Record extracts:
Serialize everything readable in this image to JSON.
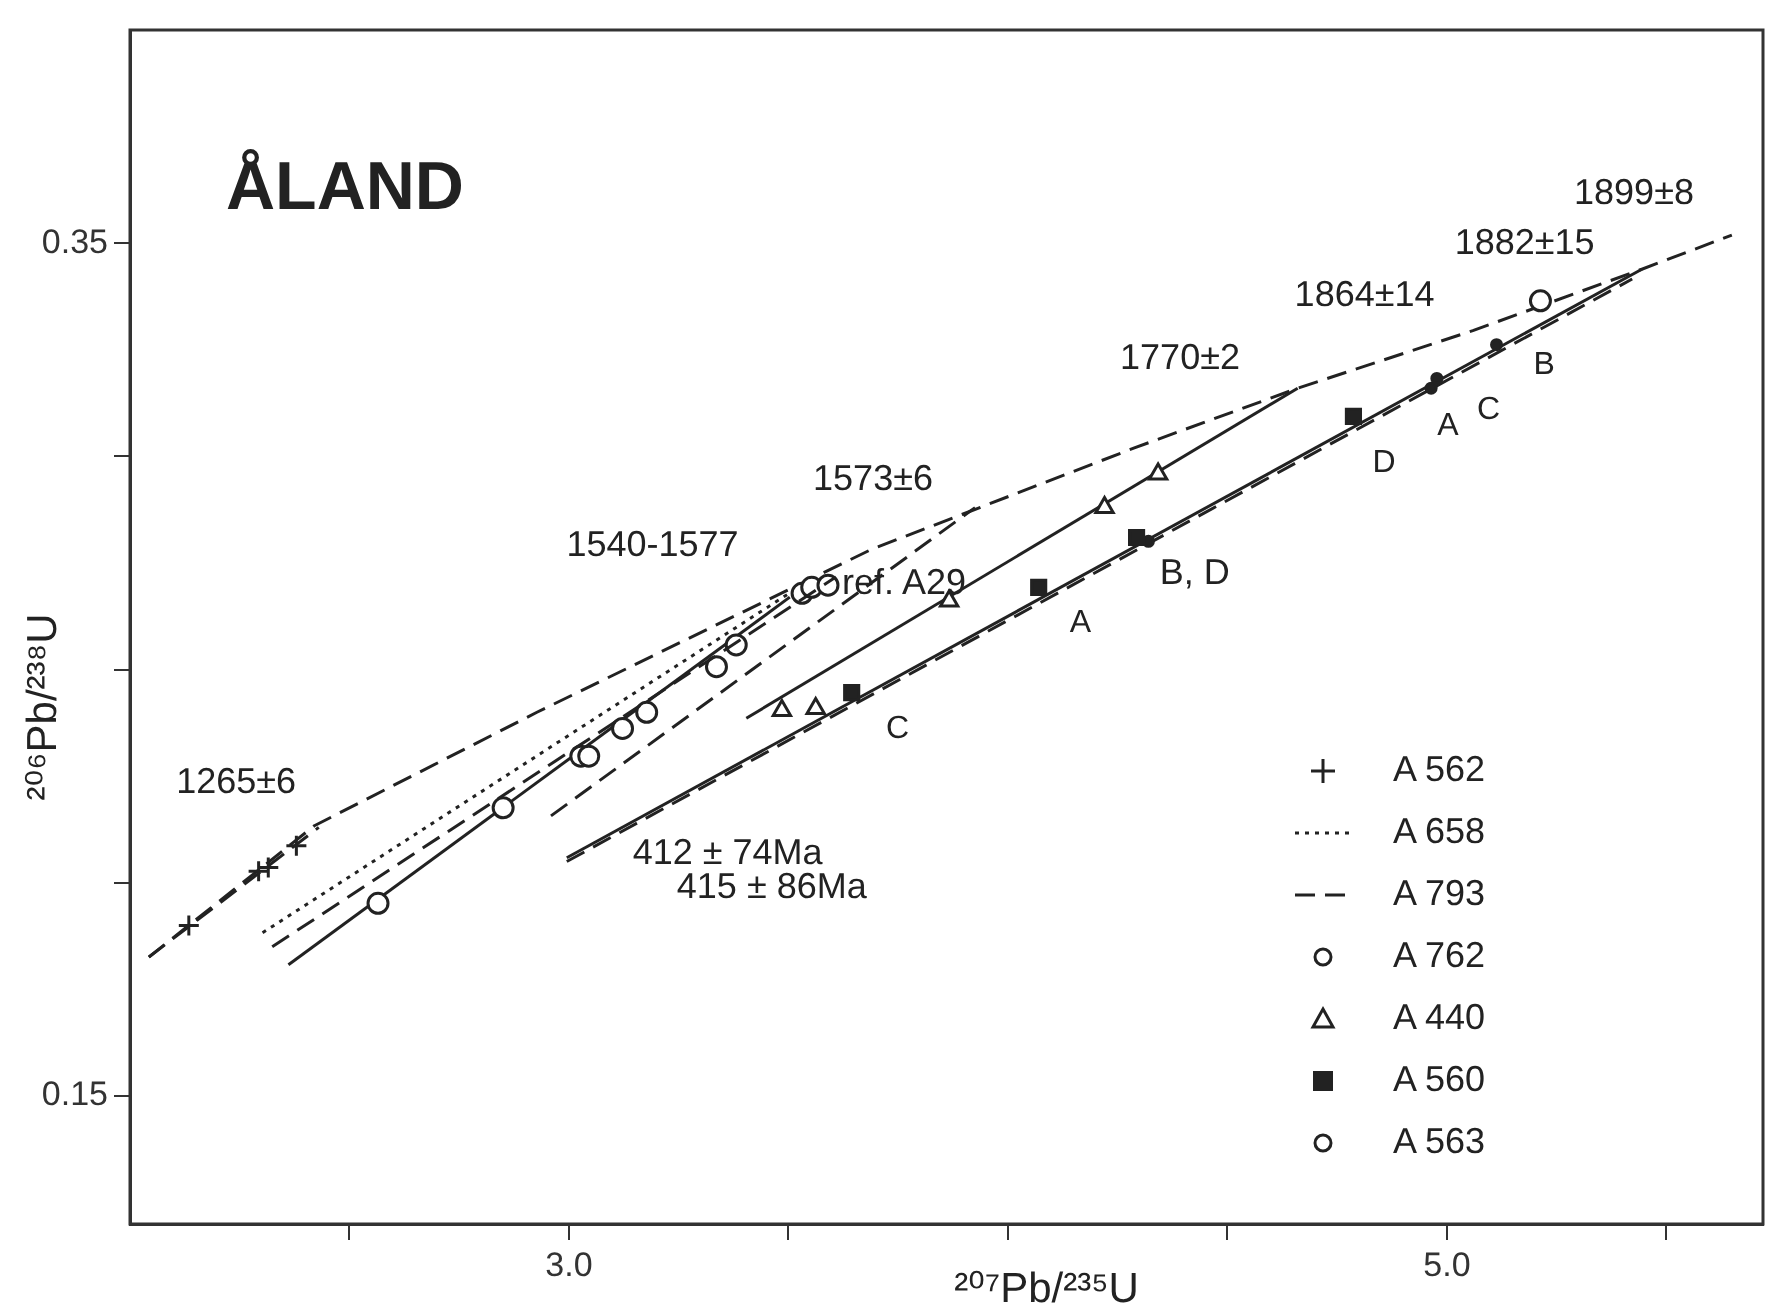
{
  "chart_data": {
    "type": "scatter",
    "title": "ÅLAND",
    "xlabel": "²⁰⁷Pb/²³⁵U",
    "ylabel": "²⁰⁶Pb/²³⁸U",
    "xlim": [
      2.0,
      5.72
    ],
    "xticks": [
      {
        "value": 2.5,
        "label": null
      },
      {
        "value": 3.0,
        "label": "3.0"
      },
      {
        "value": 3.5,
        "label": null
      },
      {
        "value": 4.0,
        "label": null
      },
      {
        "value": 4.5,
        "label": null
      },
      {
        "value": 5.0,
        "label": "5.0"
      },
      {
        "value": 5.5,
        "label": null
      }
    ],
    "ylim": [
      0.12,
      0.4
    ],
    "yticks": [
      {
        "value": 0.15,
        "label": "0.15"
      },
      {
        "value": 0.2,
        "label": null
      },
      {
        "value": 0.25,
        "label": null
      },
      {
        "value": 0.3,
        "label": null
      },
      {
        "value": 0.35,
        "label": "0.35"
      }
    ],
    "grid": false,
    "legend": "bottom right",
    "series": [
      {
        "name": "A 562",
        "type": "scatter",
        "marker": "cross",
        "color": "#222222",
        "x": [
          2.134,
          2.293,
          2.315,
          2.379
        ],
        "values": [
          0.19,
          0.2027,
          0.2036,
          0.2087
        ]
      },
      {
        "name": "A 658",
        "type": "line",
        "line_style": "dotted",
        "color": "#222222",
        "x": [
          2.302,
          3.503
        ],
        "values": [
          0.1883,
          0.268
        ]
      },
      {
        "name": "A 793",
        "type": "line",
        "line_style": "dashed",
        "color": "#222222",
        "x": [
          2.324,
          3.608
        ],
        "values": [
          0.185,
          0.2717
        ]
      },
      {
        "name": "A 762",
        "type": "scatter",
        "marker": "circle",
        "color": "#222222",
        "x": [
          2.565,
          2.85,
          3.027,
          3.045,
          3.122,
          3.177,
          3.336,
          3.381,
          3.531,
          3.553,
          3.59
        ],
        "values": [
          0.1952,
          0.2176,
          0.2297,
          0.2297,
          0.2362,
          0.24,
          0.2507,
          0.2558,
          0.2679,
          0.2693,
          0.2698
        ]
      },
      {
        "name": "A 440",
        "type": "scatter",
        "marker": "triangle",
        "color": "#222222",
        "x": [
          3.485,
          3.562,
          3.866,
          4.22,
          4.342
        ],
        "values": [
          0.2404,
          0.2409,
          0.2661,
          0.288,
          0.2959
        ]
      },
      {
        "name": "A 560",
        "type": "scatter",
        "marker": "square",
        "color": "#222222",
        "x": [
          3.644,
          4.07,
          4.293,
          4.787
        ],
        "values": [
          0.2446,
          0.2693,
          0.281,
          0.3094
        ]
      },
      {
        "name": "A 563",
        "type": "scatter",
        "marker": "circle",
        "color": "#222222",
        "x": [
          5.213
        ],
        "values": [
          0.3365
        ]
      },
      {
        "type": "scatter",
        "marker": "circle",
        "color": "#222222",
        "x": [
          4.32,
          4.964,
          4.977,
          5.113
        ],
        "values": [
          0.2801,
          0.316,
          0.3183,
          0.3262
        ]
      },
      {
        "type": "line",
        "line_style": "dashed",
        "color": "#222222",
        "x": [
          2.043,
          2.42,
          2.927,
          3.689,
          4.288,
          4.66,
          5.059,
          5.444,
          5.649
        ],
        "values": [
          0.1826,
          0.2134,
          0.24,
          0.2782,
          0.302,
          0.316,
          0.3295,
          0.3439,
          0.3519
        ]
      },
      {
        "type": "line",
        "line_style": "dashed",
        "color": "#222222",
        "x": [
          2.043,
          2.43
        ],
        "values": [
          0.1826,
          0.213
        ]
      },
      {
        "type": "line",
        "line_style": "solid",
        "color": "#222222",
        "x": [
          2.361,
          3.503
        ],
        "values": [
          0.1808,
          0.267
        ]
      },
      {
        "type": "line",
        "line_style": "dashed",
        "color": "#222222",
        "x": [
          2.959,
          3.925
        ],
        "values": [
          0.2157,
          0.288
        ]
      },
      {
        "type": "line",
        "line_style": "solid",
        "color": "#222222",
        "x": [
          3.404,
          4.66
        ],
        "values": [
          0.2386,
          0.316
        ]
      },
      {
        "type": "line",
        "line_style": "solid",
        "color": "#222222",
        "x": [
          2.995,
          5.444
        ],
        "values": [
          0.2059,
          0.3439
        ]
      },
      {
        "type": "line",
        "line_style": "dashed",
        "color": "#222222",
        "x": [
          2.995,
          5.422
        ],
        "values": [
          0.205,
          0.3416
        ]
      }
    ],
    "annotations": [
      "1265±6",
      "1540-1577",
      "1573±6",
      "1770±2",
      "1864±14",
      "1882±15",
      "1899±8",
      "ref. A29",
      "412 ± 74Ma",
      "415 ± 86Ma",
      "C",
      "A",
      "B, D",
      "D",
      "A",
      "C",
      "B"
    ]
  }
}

What is required: With the pictures omitted, reproduce the records in full and exactly.

The result:
Serialize everything readable in this image to JSON.
{
  "chart_data": {
    "type": "scatter",
    "title": "ÅLAND",
    "xlabel": "²⁰⁷Pb/²³⁵U",
    "ylabel": "²⁰⁶Pb/²³⁸U",
    "xlim": [
      2.0,
      5.72
    ],
    "xticks": [
      {
        "value": 2.5,
        "label": null
      },
      {
        "value": 3.0,
        "label": "3.0"
      },
      {
        "value": 3.5,
        "label": null
      },
      {
        "value": 4.0,
        "label": null
      },
      {
        "value": 4.5,
        "label": null
      },
      {
        "value": 5.0,
        "label": "5.0"
      },
      {
        "value": 5.5,
        "label": null
      }
    ],
    "ylim": [
      0.12,
      0.4
    ],
    "yticks": [
      {
        "value": 0.15,
        "label": "0.15"
      },
      {
        "value": 0.2,
        "label": null
      },
      {
        "value": 0.25,
        "label": null
      },
      {
        "value": 0.3,
        "label": null
      },
      {
        "value": 0.35,
        "label": "0.35"
      }
    ],
    "grid": false,
    "legend": "bottom right",
    "series": [
      {
        "name": "A 562",
        "type": "scatter",
        "marker": "cross",
        "color": "#222222",
        "x": [
          2.134,
          2.293,
          2.315,
          2.379
        ],
        "values": [
          0.19,
          0.2027,
          0.2036,
          0.2087
        ]
      },
      {
        "name": "A 658",
        "type": "line",
        "line_style": "dotted",
        "color": "#222222",
        "x": [
          2.302,
          3.503
        ],
        "values": [
          0.1883,
          0.268
        ]
      },
      {
        "name": "A 793",
        "type": "line",
        "line_style": "dashed",
        "color": "#222222",
        "x": [
          2.324,
          3.608
        ],
        "values": [
          0.185,
          0.2717
        ]
      },
      {
        "name": "A 762",
        "type": "scatter",
        "marker": "circle",
        "color": "#222222",
        "x": [
          2.565,
          2.85,
          3.027,
          3.045,
          3.122,
          3.177,
          3.336,
          3.381,
          3.531,
          3.553,
          3.59
        ],
        "values": [
          0.1952,
          0.2176,
          0.2297,
          0.2297,
          0.2362,
          0.24,
          0.2507,
          0.2558,
          0.2679,
          0.2693,
          0.2698
        ]
      },
      {
        "name": "A 440",
        "type": "scatter",
        "marker": "triangle",
        "color": "#222222",
        "x": [
          3.485,
          3.562,
          3.866,
          4.22,
          4.342
        ],
        "values": [
          0.2404,
          0.2409,
          0.2661,
          0.288,
          0.2959
        ]
      },
      {
        "name": "A 560",
        "type": "scatter",
        "marker": "square",
        "color": "#222222",
        "x": [
          3.644,
          4.07,
          4.293,
          4.787
        ],
        "values": [
          0.2446,
          0.2693,
          0.281,
          0.3094
        ]
      },
      {
        "name": "A 563",
        "type": "scatter",
        "marker": "circle",
        "color": "#222222",
        "x": [
          5.213
        ],
        "values": [
          0.3365
        ]
      },
      {
        "type": "scatter",
        "marker": "circle",
        "color": "#222222",
        "x": [
          4.32,
          4.964,
          4.977,
          5.113
        ],
        "values": [
          0.2801,
          0.316,
          0.3183,
          0.3262
        ]
      },
      {
        "type": "line",
        "line_style": "dashed",
        "color": "#222222",
        "x": [
          2.043,
          2.42,
          2.927,
          3.689,
          4.288,
          4.66,
          5.059,
          5.444,
          5.649
        ],
        "values": [
          0.1826,
          0.2134,
          0.24,
          0.2782,
          0.302,
          0.316,
          0.3295,
          0.3439,
          0.3519
        ]
      },
      {
        "type": "line",
        "line_style": "dashed",
        "color": "#222222",
        "x": [
          2.043,
          2.43
        ],
        "values": [
          0.1826,
          0.213
        ]
      },
      {
        "type": "line",
        "line_style": "solid",
        "color": "#222222",
        "x": [
          2.361,
          3.503
        ],
        "values": [
          0.1808,
          0.267
        ]
      },
      {
        "type": "line",
        "line_style": "dashed",
        "color": "#222222",
        "x": [
          2.959,
          3.925
        ],
        "values": [
          0.2157,
          0.288
        ]
      },
      {
        "type": "line",
        "line_style": "solid",
        "color": "#222222",
        "x": [
          3.404,
          4.66
        ],
        "values": [
          0.2386,
          0.316
        ]
      },
      {
        "type": "line",
        "line_style": "solid",
        "color": "#222222",
        "x": [
          2.995,
          5.444
        ],
        "values": [
          0.2059,
          0.3439
        ]
      },
      {
        "type": "line",
        "line_style": "dashed",
        "color": "#222222",
        "x": [
          2.995,
          5.422
        ],
        "values": [
          0.205,
          0.3416
        ]
      }
    ],
    "annotations": [
      "1265±6",
      "1540-1577",
      "1573±6",
      "1770±2",
      "1864±14",
      "1882±15",
      "1899±8",
      "ref. A29",
      "412 ± 74Ma",
      "415 ± 86Ma",
      "C",
      "A",
      "B, D",
      "D",
      "A",
      "C",
      "B"
    ]
  }
}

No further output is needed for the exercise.